Dataset listings of figures:
--
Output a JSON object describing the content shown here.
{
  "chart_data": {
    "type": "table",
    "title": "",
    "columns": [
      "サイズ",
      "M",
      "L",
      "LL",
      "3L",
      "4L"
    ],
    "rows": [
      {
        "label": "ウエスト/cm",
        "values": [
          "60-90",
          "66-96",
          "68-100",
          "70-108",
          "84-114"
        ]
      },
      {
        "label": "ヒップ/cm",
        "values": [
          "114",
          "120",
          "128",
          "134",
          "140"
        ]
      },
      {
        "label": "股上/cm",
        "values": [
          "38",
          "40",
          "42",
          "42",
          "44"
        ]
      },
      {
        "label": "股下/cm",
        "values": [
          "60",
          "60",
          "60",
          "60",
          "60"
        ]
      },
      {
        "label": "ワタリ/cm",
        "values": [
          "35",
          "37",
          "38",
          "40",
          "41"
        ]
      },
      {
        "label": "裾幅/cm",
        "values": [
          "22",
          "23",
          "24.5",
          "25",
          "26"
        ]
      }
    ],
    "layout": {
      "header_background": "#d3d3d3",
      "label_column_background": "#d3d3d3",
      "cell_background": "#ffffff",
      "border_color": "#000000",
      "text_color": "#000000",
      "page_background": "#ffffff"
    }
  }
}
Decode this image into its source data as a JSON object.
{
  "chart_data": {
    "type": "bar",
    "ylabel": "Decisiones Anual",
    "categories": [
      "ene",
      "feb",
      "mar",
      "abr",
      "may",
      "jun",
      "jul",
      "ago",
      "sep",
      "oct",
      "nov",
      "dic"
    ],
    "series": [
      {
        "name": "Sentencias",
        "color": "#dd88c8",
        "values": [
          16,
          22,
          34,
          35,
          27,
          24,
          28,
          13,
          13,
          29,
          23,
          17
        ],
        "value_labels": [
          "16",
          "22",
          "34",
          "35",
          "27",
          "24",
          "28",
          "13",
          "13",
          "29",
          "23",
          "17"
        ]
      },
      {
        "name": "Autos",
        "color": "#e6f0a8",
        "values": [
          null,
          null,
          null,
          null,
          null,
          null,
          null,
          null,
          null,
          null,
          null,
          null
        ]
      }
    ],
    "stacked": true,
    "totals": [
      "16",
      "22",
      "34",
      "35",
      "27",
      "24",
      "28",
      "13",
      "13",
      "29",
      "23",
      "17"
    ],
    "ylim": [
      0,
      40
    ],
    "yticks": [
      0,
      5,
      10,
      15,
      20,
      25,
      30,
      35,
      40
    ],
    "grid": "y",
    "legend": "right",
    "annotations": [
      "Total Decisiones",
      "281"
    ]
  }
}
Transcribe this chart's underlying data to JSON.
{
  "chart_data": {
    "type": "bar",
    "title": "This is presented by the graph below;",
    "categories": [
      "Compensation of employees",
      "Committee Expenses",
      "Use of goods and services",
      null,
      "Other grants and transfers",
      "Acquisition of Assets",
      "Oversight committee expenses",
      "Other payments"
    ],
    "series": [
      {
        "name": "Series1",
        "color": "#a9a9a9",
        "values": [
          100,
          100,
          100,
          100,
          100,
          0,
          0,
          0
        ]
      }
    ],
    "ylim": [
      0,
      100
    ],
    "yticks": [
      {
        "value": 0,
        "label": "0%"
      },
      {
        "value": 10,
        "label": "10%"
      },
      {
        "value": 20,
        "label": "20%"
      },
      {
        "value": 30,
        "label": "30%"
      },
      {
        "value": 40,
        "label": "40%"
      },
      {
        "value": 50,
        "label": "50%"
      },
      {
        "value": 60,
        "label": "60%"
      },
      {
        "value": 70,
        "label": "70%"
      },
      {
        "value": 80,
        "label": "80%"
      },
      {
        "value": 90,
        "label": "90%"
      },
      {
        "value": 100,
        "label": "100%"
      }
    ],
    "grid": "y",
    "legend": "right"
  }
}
--
Directions for this task: Copy out all lines from the material above that contain the string "JSON".

Written response:
Output a JSON object describing the content shown here.
Decode this image into its source data as a JSON object.
Transcribe this chart's underlying data to JSON.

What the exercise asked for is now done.